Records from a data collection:
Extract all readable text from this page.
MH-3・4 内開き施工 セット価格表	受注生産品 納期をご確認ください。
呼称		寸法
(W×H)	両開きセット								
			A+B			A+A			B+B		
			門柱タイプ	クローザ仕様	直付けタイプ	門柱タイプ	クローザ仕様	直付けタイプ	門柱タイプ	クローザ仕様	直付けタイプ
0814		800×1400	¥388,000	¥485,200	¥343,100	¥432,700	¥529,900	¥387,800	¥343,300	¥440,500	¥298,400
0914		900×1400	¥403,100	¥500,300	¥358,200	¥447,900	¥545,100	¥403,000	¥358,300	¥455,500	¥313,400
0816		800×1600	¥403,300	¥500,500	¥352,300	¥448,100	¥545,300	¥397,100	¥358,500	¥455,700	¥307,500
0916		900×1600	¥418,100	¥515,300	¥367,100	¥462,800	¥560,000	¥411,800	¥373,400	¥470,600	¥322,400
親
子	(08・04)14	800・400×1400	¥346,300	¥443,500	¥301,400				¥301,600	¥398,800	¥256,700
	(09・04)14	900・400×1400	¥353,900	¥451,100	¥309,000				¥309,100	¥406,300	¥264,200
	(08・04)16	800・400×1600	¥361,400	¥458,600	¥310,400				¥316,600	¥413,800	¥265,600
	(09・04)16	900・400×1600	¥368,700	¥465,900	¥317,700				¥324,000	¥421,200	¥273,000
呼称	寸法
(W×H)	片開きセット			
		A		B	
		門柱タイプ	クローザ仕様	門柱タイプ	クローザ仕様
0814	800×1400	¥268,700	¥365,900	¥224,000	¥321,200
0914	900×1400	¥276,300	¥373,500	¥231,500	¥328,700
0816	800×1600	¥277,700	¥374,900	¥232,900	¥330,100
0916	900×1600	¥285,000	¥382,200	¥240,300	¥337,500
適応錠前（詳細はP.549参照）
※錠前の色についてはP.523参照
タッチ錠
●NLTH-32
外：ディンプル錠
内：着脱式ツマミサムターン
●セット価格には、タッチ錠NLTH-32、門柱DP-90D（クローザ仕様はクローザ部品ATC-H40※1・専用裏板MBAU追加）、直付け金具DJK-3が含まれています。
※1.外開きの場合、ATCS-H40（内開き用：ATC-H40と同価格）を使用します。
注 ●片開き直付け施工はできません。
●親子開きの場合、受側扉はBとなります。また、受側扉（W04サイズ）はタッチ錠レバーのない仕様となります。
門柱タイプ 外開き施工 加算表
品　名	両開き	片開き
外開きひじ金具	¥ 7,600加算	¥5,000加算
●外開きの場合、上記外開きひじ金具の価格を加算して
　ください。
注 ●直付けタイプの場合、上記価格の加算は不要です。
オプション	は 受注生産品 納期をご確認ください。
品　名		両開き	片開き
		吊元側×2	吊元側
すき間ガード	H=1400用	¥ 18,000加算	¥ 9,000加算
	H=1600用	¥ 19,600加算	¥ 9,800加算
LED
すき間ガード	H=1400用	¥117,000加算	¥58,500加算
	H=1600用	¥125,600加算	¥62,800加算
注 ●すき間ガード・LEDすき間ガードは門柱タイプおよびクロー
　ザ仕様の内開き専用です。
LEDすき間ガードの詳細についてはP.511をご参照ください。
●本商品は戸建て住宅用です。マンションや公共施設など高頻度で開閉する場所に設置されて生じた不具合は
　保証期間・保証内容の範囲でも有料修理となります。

AIM: Identify each line containing the string "外開きの場合" and copy it out.

ANSWER FOR THIS EXERCISE:
※1.外開きの場合、ATCS-H40（内開き用：ATC-H40と同価格）を使用します。
●外開きの場合、上記外開きひじ金具の価格を加算して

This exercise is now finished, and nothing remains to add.